Given records »
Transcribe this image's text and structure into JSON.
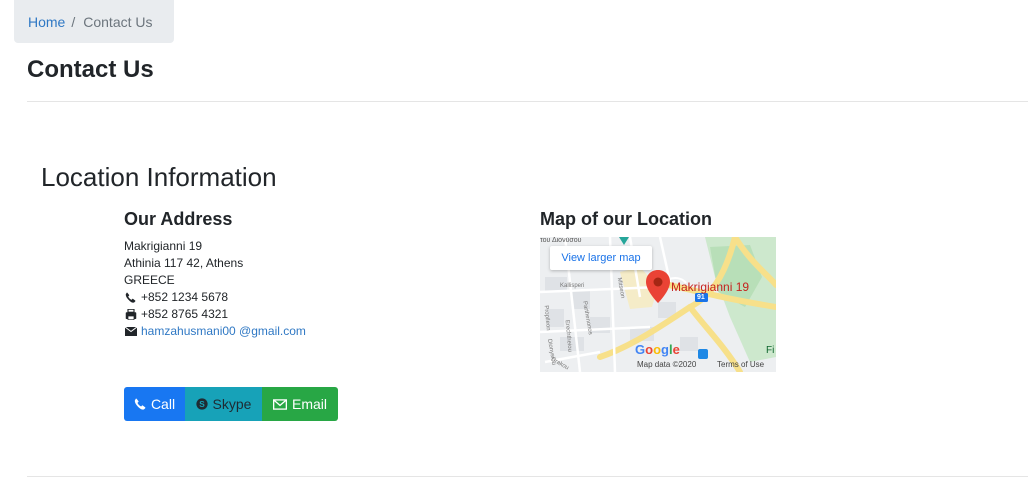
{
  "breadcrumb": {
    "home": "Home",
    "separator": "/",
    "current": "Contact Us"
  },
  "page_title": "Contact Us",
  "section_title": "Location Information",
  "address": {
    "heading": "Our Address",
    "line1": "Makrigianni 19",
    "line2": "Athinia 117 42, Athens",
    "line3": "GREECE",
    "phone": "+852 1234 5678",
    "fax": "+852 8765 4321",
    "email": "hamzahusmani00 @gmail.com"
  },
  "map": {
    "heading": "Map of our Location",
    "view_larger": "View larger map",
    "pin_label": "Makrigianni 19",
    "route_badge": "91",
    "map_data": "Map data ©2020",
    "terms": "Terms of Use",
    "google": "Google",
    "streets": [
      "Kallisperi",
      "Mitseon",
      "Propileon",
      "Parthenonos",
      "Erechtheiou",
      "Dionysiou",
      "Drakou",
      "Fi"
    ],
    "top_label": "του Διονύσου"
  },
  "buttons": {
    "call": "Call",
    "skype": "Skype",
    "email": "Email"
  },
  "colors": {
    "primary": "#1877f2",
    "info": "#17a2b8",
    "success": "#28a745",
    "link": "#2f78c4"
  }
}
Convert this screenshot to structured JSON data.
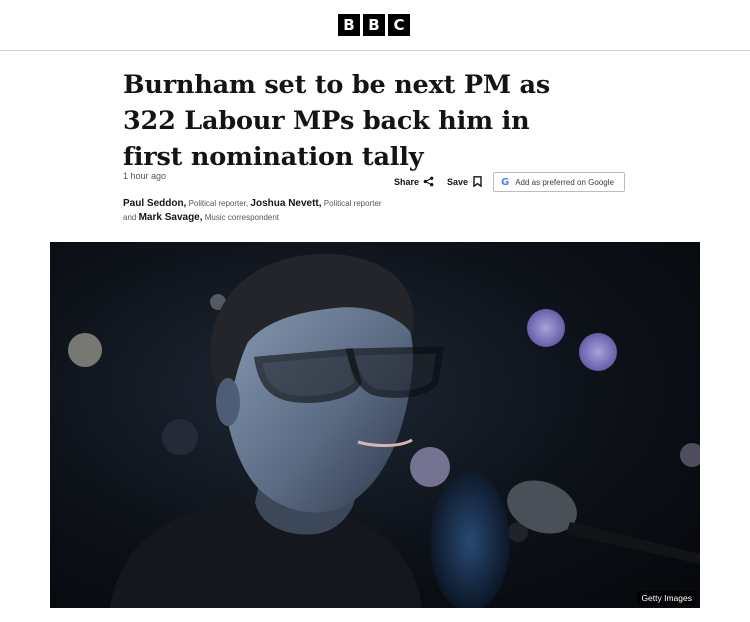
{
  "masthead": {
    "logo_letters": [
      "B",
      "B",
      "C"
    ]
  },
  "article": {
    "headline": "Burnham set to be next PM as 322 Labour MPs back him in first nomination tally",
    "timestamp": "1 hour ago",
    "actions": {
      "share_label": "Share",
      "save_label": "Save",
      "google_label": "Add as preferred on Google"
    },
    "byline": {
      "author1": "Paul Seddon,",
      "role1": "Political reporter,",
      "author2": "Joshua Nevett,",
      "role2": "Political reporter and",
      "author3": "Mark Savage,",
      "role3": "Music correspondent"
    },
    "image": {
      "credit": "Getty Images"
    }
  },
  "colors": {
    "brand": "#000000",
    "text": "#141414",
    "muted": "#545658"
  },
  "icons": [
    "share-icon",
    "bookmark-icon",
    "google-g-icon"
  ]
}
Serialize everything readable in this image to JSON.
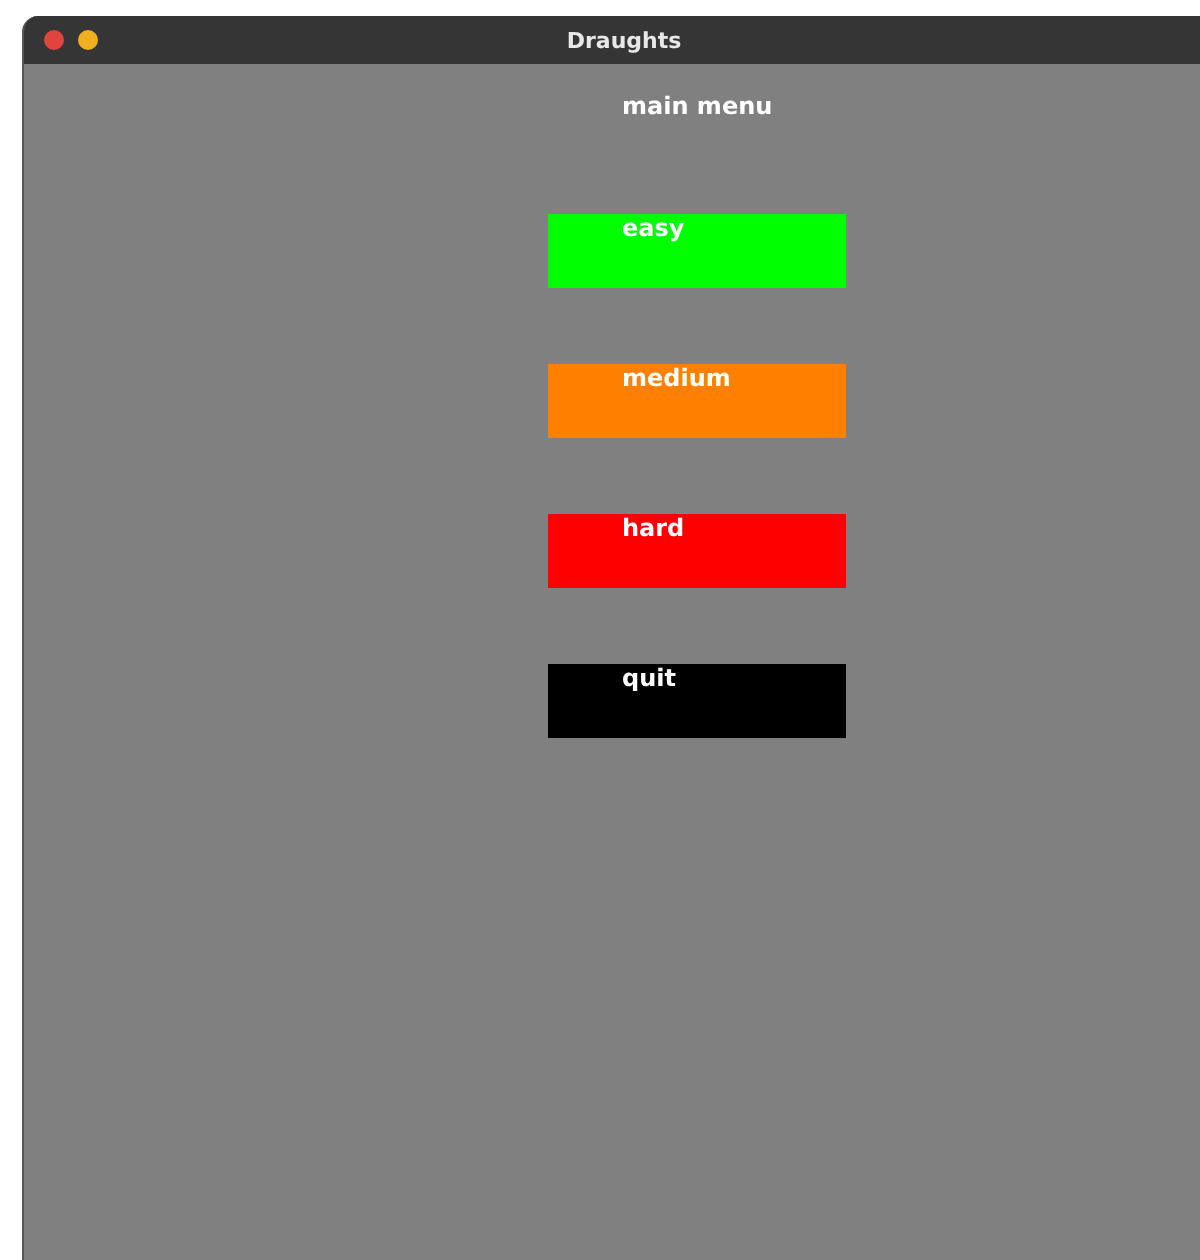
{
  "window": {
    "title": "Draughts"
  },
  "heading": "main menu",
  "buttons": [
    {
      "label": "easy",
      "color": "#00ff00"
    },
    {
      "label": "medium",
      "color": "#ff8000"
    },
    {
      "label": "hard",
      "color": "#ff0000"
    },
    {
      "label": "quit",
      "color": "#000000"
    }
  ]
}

---

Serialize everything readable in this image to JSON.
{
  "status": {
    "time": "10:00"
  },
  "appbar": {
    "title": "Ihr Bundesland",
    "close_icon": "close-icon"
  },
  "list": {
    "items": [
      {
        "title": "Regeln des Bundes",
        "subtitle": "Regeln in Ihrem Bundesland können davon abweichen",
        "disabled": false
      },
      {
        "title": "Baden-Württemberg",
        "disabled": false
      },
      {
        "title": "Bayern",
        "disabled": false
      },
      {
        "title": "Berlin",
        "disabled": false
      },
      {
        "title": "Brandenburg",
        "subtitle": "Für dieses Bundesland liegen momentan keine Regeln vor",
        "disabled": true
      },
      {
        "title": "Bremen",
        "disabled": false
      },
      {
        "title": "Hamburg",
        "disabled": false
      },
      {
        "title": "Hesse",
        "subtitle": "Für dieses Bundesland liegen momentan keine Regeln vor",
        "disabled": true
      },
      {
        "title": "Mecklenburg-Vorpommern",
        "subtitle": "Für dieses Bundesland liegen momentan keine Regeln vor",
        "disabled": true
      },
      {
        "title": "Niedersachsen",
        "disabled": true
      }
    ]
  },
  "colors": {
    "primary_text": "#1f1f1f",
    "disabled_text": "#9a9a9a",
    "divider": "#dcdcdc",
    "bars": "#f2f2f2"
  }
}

--

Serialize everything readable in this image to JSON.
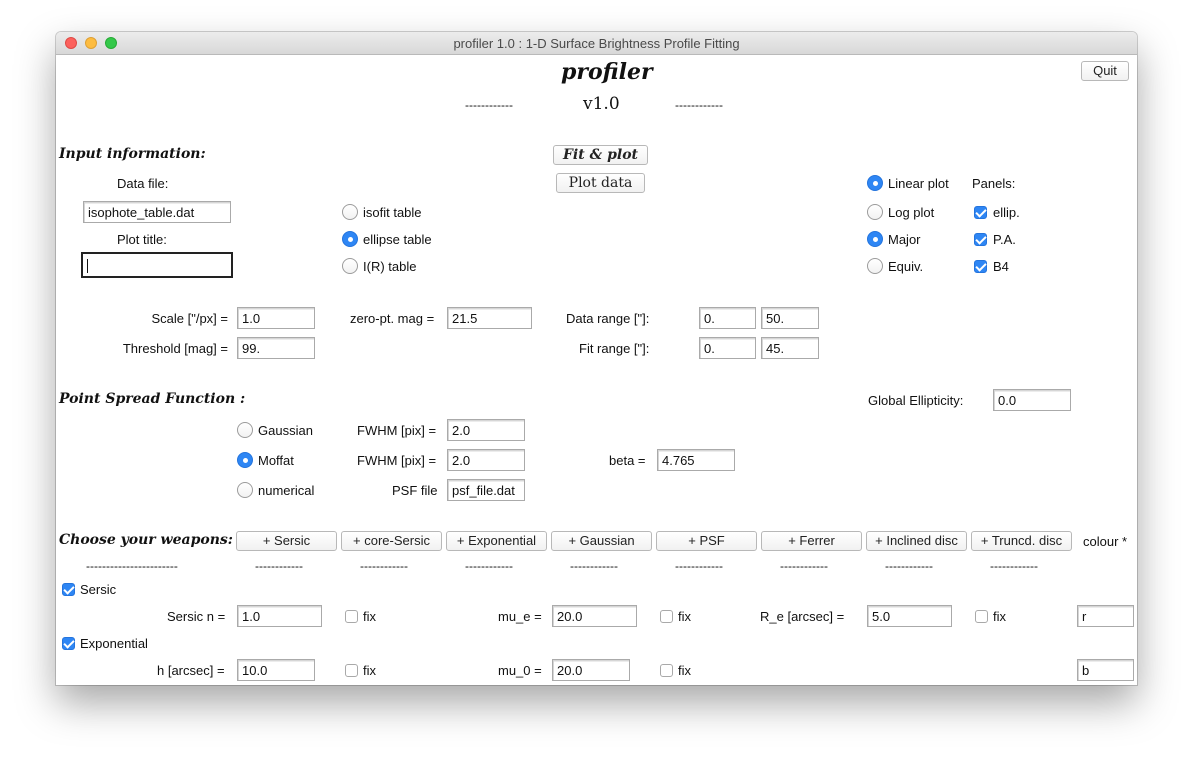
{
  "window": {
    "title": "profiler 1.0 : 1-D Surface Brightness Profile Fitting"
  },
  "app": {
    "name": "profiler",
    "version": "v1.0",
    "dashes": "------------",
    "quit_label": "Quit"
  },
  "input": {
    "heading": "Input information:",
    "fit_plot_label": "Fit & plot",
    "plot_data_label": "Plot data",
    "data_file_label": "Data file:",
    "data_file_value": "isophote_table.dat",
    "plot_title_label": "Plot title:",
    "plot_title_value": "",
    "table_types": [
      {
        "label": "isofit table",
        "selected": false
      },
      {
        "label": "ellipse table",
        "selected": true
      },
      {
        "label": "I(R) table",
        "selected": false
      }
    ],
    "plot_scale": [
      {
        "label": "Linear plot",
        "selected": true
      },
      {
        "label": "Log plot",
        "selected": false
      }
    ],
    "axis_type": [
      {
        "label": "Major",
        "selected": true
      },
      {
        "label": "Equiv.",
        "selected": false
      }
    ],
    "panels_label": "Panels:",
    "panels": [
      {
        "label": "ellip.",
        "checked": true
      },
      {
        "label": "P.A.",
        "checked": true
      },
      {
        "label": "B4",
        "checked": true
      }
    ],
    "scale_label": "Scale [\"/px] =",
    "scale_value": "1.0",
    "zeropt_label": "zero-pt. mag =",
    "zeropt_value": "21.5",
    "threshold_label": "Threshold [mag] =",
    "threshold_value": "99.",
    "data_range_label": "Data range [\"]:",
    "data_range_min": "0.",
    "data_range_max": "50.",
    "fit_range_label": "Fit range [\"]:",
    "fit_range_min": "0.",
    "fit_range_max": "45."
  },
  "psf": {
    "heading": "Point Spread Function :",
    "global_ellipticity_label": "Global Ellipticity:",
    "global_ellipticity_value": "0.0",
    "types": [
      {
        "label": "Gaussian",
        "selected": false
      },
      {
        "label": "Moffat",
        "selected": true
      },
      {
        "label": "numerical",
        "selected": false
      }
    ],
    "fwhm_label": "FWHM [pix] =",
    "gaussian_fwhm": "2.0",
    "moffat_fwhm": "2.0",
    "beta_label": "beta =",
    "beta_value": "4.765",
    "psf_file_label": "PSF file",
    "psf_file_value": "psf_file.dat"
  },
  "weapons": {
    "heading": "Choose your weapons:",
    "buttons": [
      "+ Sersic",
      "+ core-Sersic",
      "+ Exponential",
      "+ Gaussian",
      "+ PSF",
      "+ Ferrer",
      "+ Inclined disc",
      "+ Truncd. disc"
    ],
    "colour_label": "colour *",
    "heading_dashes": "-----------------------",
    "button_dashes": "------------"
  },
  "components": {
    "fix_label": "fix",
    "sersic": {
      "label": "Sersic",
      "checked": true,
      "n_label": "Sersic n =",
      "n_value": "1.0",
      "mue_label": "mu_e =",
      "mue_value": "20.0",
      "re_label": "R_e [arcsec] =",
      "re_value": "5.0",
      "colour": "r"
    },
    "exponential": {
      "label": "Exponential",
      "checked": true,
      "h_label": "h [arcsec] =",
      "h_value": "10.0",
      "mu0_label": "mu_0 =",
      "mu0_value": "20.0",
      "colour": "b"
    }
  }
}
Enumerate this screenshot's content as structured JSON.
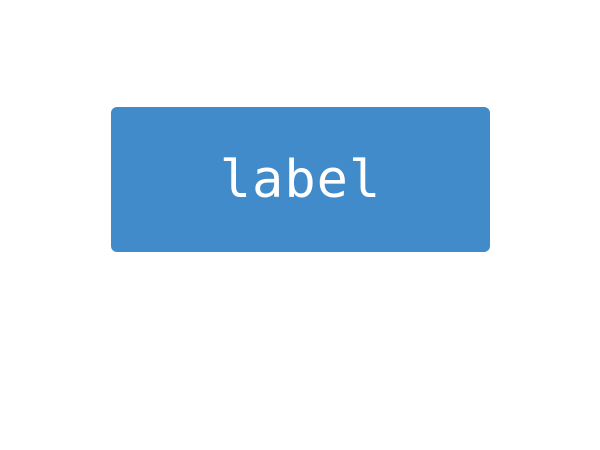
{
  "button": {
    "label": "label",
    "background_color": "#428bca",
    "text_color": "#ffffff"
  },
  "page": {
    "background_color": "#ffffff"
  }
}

Exercise objective » Pull every line containing "screenshot" out of the data above.

Complete answer »
Convert this screenshot to structured JSON data.
Enumerate this screenshot's content as structured JSON.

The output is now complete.